**SET PROBLEM:** Copy out every record below, word for word.

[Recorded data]
(begin)

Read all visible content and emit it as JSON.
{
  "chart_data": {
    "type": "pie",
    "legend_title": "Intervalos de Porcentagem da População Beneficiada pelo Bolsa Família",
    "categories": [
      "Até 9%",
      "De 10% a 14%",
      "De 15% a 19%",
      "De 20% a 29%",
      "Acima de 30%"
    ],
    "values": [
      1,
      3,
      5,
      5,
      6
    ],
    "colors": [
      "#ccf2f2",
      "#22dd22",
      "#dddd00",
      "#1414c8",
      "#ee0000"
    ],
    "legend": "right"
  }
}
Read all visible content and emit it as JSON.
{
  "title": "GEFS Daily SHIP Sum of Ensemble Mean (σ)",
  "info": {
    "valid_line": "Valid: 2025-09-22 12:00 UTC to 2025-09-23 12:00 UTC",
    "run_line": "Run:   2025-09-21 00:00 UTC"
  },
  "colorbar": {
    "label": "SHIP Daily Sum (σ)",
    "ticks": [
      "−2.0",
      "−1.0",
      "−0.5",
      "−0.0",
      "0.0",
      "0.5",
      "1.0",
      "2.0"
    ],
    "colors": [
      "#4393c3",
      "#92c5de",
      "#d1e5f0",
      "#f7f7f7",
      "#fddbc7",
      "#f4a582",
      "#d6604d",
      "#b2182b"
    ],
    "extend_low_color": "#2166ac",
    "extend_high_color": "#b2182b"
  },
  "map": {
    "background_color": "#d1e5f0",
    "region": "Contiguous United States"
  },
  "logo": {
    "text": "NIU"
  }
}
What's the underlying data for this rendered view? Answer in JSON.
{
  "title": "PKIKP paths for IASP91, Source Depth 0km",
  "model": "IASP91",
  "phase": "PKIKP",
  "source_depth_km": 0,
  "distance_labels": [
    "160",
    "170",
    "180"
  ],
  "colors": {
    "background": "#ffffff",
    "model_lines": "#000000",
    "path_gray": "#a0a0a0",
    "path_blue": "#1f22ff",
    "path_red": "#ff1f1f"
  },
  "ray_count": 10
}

(end)

**OUTPUT:**
Read all visible content and emit it as JSON.
{
  "chart_data": {
    "type": "pie",
    "legend_title": "Intervalos de Porcentagem da População Beneficiada pelo Bolsa Família",
    "categories": [
      "Até 9%",
      "De 10% a 14%",
      "De 15% a 19%",
      "De 20% a 29%",
      "Acima de 30%"
    ],
    "values": [
      1,
      3,
      5,
      5,
      6
    ],
    "colors": [
      "#ccf2f2",
      "#22dd22",
      "#dddd00",
      "#1414c8",
      "#ee0000"
    ],
    "legend": "right"
  }
}
Read all visible content and emit it as JSON.
{
  "title": "GEFS Daily SHIP Sum of Ensemble Mean (σ)",
  "info": {
    "valid_line": "Valid: 2025-09-22 12:00 UTC to 2025-09-23 12:00 UTC",
    "run_line": "Run:   2025-09-21 00:00 UTC"
  },
  "colorbar": {
    "label": "SHIP Daily Sum (σ)",
    "ticks": [
      "−2.0",
      "−1.0",
      "−0.5",
      "−0.0",
      "0.0",
      "0.5",
      "1.0",
      "2.0"
    ],
    "colors": [
      "#4393c3",
      "#92c5de",
      "#d1e5f0",
      "#f7f7f7",
      "#fddbc7",
      "#f4a582",
      "#d6604d",
      "#b2182b"
    ],
    "extend_low_color": "#2166ac",
    "extend_high_color": "#b2182b"
  },
  "map": {
    "background_color": "#d1e5f0",
    "region": "Contiguous United States"
  },
  "logo": {
    "text": "NIU"
  }
}
What's the underlying data for this rendered view? Answer in JSON.
{
  "title": "PKIKP paths for IASP91, Source Depth 0km",
  "model": "IASP91",
  "phase": "PKIKP",
  "source_depth_km": 0,
  "distance_labels": [
    "160",
    "170",
    "180"
  ],
  "colors": {
    "background": "#ffffff",
    "model_lines": "#000000",
    "path_gray": "#a0a0a0",
    "path_blue": "#1f22ff",
    "path_red": "#ff1f1f"
  },
  "ray_count": 10
}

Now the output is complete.